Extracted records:
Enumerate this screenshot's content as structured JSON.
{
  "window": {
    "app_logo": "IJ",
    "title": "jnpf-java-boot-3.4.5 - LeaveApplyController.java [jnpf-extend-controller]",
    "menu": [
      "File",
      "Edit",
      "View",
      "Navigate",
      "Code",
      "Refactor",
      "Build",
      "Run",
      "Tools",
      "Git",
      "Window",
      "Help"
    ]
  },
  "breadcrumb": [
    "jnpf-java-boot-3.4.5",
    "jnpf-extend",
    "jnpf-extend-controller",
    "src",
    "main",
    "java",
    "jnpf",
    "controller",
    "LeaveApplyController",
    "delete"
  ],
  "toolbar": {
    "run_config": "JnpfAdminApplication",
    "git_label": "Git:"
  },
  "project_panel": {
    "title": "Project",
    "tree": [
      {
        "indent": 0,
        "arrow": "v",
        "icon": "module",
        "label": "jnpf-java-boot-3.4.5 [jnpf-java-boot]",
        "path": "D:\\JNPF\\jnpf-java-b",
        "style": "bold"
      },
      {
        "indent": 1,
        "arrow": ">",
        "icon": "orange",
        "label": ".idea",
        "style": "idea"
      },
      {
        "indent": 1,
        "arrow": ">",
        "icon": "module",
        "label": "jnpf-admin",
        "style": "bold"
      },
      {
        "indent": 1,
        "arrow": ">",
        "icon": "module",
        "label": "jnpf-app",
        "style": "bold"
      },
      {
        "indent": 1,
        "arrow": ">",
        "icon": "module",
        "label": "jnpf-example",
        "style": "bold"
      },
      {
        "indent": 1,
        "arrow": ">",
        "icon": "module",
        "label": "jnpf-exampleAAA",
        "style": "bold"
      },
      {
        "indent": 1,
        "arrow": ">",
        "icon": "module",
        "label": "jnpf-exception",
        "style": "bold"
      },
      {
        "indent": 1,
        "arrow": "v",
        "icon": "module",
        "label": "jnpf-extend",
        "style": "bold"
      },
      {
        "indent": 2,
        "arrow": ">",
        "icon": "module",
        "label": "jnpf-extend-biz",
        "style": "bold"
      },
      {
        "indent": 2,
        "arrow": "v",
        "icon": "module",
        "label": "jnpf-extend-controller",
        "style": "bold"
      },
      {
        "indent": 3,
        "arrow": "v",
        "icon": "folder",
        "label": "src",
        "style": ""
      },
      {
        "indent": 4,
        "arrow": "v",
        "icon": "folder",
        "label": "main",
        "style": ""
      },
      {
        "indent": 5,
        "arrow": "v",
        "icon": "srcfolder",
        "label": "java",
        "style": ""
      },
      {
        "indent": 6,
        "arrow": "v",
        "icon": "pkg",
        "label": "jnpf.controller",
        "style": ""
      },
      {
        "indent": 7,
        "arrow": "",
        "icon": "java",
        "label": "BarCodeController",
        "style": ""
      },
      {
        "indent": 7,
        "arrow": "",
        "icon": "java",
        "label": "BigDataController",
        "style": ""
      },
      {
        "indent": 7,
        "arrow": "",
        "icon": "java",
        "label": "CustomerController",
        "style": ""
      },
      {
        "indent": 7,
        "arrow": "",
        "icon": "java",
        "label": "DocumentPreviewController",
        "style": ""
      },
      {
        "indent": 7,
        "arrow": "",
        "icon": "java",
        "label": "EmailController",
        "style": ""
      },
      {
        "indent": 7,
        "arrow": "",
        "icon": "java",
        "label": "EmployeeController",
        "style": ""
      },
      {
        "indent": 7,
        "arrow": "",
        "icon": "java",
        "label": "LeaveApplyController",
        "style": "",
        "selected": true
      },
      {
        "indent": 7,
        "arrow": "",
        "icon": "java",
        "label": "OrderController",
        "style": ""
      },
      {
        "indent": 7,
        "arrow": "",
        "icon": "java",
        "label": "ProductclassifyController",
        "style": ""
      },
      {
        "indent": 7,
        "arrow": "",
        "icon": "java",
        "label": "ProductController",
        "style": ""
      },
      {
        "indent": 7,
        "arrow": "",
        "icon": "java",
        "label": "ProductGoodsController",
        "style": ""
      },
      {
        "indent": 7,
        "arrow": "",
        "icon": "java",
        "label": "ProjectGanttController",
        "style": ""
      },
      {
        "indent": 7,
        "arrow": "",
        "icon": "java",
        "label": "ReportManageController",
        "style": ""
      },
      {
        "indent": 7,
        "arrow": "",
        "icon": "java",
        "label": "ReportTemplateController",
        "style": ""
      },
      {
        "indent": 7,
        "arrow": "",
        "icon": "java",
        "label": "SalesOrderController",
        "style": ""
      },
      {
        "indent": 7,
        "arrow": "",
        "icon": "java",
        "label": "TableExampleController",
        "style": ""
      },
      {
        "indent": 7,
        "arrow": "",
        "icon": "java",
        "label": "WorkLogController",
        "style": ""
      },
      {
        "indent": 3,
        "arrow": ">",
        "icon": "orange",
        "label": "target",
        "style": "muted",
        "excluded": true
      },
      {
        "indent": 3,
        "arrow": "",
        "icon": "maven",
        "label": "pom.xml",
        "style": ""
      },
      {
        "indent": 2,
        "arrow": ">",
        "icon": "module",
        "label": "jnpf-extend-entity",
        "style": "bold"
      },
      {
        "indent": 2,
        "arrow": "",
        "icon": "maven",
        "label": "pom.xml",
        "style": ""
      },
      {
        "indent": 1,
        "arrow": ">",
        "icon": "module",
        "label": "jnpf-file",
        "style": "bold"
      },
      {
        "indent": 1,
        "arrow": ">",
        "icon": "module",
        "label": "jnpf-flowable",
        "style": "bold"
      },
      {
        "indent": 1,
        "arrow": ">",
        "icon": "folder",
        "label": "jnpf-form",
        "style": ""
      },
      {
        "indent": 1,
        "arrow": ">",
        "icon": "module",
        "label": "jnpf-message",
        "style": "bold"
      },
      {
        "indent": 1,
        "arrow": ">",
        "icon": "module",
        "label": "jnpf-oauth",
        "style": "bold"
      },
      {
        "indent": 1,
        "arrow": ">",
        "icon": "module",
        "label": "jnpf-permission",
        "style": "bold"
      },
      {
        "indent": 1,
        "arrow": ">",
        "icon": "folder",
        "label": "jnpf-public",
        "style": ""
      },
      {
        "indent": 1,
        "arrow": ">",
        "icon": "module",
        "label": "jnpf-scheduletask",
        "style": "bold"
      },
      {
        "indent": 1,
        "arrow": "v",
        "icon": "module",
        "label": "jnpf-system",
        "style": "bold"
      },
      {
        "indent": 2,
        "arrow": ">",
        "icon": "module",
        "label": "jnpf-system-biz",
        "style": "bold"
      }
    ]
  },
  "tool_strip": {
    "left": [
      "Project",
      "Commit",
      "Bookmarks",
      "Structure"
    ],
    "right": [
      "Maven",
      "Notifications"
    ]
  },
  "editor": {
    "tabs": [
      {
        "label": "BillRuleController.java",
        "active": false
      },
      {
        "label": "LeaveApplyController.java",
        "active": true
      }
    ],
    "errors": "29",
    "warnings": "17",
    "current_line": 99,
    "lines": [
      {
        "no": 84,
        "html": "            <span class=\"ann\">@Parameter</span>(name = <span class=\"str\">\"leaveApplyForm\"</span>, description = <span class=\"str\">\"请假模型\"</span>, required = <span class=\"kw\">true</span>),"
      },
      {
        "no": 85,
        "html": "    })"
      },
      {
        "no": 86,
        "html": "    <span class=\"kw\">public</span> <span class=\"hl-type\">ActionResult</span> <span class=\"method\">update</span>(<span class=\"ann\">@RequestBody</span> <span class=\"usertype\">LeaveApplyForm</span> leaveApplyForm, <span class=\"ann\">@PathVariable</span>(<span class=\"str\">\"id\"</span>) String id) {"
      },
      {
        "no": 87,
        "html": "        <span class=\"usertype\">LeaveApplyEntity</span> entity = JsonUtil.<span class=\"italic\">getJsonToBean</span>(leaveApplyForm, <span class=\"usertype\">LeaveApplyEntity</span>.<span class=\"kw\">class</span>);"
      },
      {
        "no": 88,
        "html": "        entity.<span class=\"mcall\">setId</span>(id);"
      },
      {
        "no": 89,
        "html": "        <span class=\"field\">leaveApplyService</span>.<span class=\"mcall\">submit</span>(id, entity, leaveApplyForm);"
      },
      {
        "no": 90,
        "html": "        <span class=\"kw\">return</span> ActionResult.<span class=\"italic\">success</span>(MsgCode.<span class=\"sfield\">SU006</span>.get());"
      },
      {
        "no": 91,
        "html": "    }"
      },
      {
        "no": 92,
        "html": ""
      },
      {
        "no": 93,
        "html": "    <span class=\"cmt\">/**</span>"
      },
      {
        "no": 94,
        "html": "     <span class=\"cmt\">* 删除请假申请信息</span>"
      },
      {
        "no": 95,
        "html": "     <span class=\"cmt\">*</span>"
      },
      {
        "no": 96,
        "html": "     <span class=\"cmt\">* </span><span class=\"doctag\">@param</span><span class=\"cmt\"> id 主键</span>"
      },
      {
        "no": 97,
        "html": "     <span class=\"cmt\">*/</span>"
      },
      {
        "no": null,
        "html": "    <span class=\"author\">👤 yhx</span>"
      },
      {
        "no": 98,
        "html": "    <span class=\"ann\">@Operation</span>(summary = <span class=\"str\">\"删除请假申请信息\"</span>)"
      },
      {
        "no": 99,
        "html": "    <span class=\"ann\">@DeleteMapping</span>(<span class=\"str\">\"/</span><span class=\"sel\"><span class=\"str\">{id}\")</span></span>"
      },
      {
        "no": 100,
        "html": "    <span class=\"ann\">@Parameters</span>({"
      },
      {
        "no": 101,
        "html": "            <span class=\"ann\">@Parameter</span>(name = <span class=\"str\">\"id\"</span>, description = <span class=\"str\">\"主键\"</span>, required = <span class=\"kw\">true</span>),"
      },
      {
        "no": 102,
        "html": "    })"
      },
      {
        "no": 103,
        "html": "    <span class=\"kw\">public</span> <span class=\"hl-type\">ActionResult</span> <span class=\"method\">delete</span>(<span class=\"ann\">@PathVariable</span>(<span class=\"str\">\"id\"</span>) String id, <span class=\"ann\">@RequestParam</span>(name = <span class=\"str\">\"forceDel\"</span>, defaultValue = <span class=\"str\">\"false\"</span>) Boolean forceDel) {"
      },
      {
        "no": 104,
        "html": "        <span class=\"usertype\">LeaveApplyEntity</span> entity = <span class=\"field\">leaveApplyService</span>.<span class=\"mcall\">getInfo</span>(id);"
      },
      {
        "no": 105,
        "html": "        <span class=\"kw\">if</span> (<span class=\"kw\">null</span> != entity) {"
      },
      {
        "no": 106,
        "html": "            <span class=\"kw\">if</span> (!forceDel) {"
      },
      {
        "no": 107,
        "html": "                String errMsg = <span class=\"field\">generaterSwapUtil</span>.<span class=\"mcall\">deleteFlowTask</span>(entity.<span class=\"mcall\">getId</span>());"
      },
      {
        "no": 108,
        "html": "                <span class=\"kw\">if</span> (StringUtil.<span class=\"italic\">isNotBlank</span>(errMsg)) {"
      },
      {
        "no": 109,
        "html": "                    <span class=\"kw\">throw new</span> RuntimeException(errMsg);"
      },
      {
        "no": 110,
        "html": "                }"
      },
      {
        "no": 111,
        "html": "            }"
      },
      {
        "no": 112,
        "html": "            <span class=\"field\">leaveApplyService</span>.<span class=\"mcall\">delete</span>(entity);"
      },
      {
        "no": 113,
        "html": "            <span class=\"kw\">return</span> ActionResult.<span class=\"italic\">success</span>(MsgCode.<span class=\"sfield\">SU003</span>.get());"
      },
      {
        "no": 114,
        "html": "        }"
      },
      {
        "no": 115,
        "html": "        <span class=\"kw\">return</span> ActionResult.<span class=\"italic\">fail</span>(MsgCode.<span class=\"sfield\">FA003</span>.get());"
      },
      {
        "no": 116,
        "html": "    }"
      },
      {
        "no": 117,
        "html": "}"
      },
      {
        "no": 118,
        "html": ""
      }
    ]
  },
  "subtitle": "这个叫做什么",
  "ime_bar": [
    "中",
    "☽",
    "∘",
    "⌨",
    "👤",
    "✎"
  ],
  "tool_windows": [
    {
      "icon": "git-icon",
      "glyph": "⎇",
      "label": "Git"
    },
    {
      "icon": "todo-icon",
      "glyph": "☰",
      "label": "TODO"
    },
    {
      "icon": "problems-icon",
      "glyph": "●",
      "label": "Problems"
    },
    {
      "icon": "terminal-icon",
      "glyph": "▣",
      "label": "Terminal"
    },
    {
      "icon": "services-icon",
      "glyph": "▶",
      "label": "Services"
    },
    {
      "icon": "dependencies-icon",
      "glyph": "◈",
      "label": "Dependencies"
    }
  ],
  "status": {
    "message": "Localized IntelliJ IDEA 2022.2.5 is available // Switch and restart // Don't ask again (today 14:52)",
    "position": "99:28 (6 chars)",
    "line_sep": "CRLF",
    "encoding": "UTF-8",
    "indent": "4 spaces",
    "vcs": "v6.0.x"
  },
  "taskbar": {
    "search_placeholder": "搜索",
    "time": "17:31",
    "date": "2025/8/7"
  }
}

» **To be done**: Return all the lines that contain the string "false".

» **Result of the task**:
        "active": false
        "html": "    <span class=\"kw\">public</span> <span class=\"hl-type\">ActionResult</span> <span class=\"method\">delete</span>(<span class=\"ann\">@PathVariable</span>(<span class=\"str\">\"id\"</span>) String id, <span class=\"ann\">@RequestParam</span>(name = <span class=\"str\">\"forceDel\"</span>, defaultValue = <span class=\"str\">\"false\"</span>) Boolean forceDel) {"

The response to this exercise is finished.